Data extract

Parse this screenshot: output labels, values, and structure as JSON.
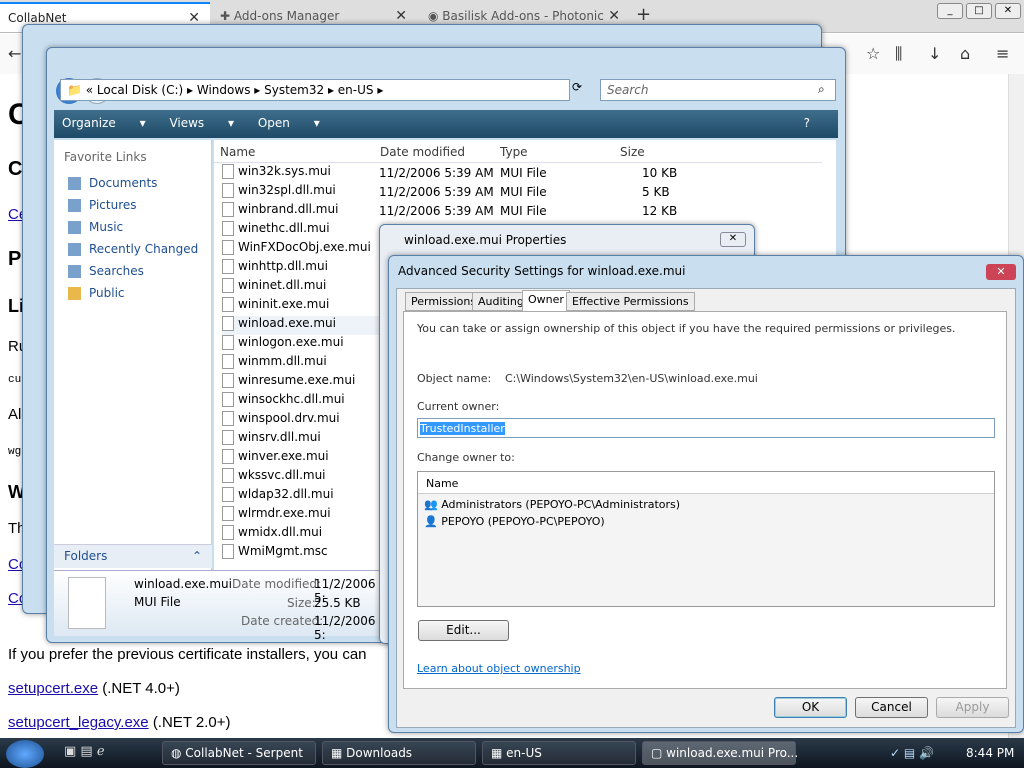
{
  "browser": {
    "tabs": [
      {
        "label": "CollabNet"
      },
      {
        "label": "Add-ons Manager"
      },
      {
        "label": "Basilisk Add-ons - Photonic"
      }
    ],
    "newtab": "+"
  },
  "webpage": {
    "lines": [
      {
        "text": "If you prefer the previous certificate installers, you can"
      },
      {
        "link": "setupcert.exe",
        "rest": "(.NET 4.0+)"
      },
      {
        "link": "setupcert_legacy.exe",
        "rest": "(.NET 2.0+)"
      }
    ],
    "fragments": [
      "C",
      "C",
      "Ce",
      "P",
      "Li",
      "Ru",
      "cu",
      "Al",
      "wg",
      "W",
      "Th",
      "Co",
      "Co"
    ]
  },
  "explorer": {
    "breadcrumb": [
      "Local Disk (C:)",
      "Windows",
      "System32",
      "en-US"
    ],
    "search_placeholder": "Search",
    "toolbar": {
      "organize": "Organize",
      "views": "Views",
      "open": "Open"
    },
    "favorites_title": "Favorite Links",
    "favorites": [
      "Documents",
      "Pictures",
      "Music",
      "Recently Changed",
      "Searches",
      "Public"
    ],
    "folders_label": "Folders",
    "columns": {
      "name": "Name",
      "date": "Date modified",
      "type": "Type",
      "size": "Size"
    },
    "files": [
      {
        "name": "win32k.sys.mui",
        "date": "11/2/2006 5:39 AM",
        "type": "MUI File",
        "size": "10 KB"
      },
      {
        "name": "win32spl.dll.mui",
        "date": "11/2/2006 5:39 AM",
        "type": "MUI File",
        "size": "5 KB"
      },
      {
        "name": "winbrand.dll.mui",
        "date": "11/2/2006 5:39 AM",
        "type": "MUI File",
        "size": "12 KB"
      },
      {
        "name": "winethc.dll.mui"
      },
      {
        "name": "WinFXDocObj.exe.mui"
      },
      {
        "name": "winhttp.dll.mui"
      },
      {
        "name": "wininet.dll.mui"
      },
      {
        "name": "wininit.exe.mui"
      },
      {
        "name": "winload.exe.mui"
      },
      {
        "name": "winlogon.exe.mui"
      },
      {
        "name": "winmm.dll.mui"
      },
      {
        "name": "winresume.exe.mui"
      },
      {
        "name": "winsockhc.dll.mui"
      },
      {
        "name": "winspool.drv.mui"
      },
      {
        "name": "winsrv.dll.mui"
      },
      {
        "name": "winver.exe.mui"
      },
      {
        "name": "wkssvc.dll.mui"
      },
      {
        "name": "wldap32.dll.mui"
      },
      {
        "name": "wlrmdr.exe.mui"
      },
      {
        "name": "wmidx.dll.mui"
      },
      {
        "name": "WmiMgmt.msc"
      }
    ],
    "details": {
      "name": "winload.exe.mui",
      "type": "MUI File",
      "modified_label": "Date modified:",
      "modified_value": "11/2/2006 5:",
      "size_label": "Size:",
      "size_value": "25.5 KB",
      "created_label": "Date created:",
      "created_value": "11/2/2006 5:"
    }
  },
  "properties": {
    "title": "winload.exe.mui Properties"
  },
  "advanced": {
    "title": "Advanced Security Settings for winload.exe.mui",
    "tabs": [
      "Permissions",
      "Auditing",
      "Owner",
      "Effective Permissions"
    ],
    "intro": "You can take or assign ownership of this object if you have the required permissions or privileges.",
    "object_label": "Object name:",
    "object_value": "C:\\Windows\\System32\\en-US\\winload.exe.mui",
    "current_owner_label": "Current owner:",
    "current_owner_value": "TrustedInstaller",
    "change_owner_label": "Change owner to:",
    "list_header": "Name",
    "owners": [
      "Administrators (PEPOYO-PC\\Administrators)",
      "PEPOYO (PEPOYO-PC\\PEPOYO)"
    ],
    "edit_button": "Edit...",
    "learn_link": "Learn about object ownership",
    "ok": "OK",
    "cancel": "Cancel",
    "apply": "Apply"
  },
  "taskbar": {
    "items": [
      "CollabNet - Serpent",
      "Downloads",
      "en-US",
      "winload.exe.mui Pro..."
    ],
    "clock": "8:44 PM"
  }
}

Problem to work on
Omitting all images, print the listing exactly.

Task output
Parse this screenshot: output labels, values, and structure as JSON.
{
  "browser": {
    "tabs": [
      {
        "label": "CollabNet"
      },
      {
        "label": "Add-ons Manager"
      },
      {
        "label": "Basilisk Add-ons - Photonic"
      }
    ],
    "newtab": "+"
  },
  "webpage": {
    "lines": [
      {
        "text": "If you prefer the previous certificate installers, you can"
      },
      {
        "link": "setupcert.exe",
        "rest": "(.NET 4.0+)"
      },
      {
        "link": "setupcert_legacy.exe",
        "rest": "(.NET 2.0+)"
      }
    ],
    "fragments": [
      "C",
      "C",
      "Ce",
      "P",
      "Li",
      "Ru",
      "cu",
      "Al",
      "wg",
      "W",
      "Th",
      "Co",
      "Co"
    ]
  },
  "explorer": {
    "breadcrumb": [
      "Local Disk (C:)",
      "Windows",
      "System32",
      "en-US"
    ],
    "search_placeholder": "Search",
    "toolbar": {
      "organize": "Organize",
      "views": "Views",
      "open": "Open"
    },
    "favorites_title": "Favorite Links",
    "favorites": [
      "Documents",
      "Pictures",
      "Music",
      "Recently Changed",
      "Searches",
      "Public"
    ],
    "folders_label": "Folders",
    "columns": {
      "name": "Name",
      "date": "Date modified",
      "type": "Type",
      "size": "Size"
    },
    "files": [
      {
        "name": "win32k.sys.mui",
        "date": "11/2/2006 5:39 AM",
        "type": "MUI File",
        "size": "10 KB"
      },
      {
        "name": "win32spl.dll.mui",
        "date": "11/2/2006 5:39 AM",
        "type": "MUI File",
        "size": "5 KB"
      },
      {
        "name": "winbrand.dll.mui",
        "date": "11/2/2006 5:39 AM",
        "type": "MUI File",
        "size": "12 KB"
      },
      {
        "name": "winethc.dll.mui"
      },
      {
        "name": "WinFXDocObj.exe.mui"
      },
      {
        "name": "winhttp.dll.mui"
      },
      {
        "name": "wininet.dll.mui"
      },
      {
        "name": "wininit.exe.mui"
      },
      {
        "name": "winload.exe.mui"
      },
      {
        "name": "winlogon.exe.mui"
      },
      {
        "name": "winmm.dll.mui"
      },
      {
        "name": "winresume.exe.mui"
      },
      {
        "name": "winsockhc.dll.mui"
      },
      {
        "name": "winspool.drv.mui"
      },
      {
        "name": "winsrv.dll.mui"
      },
      {
        "name": "winver.exe.mui"
      },
      {
        "name": "wkssvc.dll.mui"
      },
      {
        "name": "wldap32.dll.mui"
      },
      {
        "name": "wlrmdr.exe.mui"
      },
      {
        "name": "wmidx.dll.mui"
      },
      {
        "name": "WmiMgmt.msc"
      }
    ],
    "details": {
      "name": "winload.exe.mui",
      "type": "MUI File",
      "modified_label": "Date modified:",
      "modified_value": "11/2/2006 5:",
      "size_label": "Size:",
      "size_value": "25.5 KB",
      "created_label": "Date created:",
      "created_value": "11/2/2006 5:"
    }
  },
  "properties": {
    "title": "winload.exe.mui Properties"
  },
  "advanced": {
    "title": "Advanced Security Settings for winload.exe.mui",
    "tabs": [
      "Permissions",
      "Auditing",
      "Owner",
      "Effective Permissions"
    ],
    "intro": "You can take or assign ownership of this object if you have the required permissions or privileges.",
    "object_label": "Object name:",
    "object_value": "C:\\Windows\\System32\\en-US\\winload.exe.mui",
    "current_owner_label": "Current owner:",
    "current_owner_value": "TrustedInstaller",
    "change_owner_label": "Change owner to:",
    "list_header": "Name",
    "owners": [
      "Administrators (PEPOYO-PC\\Administrators)",
      "PEPOYO (PEPOYO-PC\\PEPOYO)"
    ],
    "edit_button": "Edit...",
    "learn_link": "Learn about object ownership",
    "ok": "OK",
    "cancel": "Cancel",
    "apply": "Apply"
  },
  "taskbar": {
    "items": [
      "CollabNet - Serpent",
      "Downloads",
      "en-US",
      "winload.exe.mui Pro..."
    ],
    "clock": "8:44 PM"
  }
}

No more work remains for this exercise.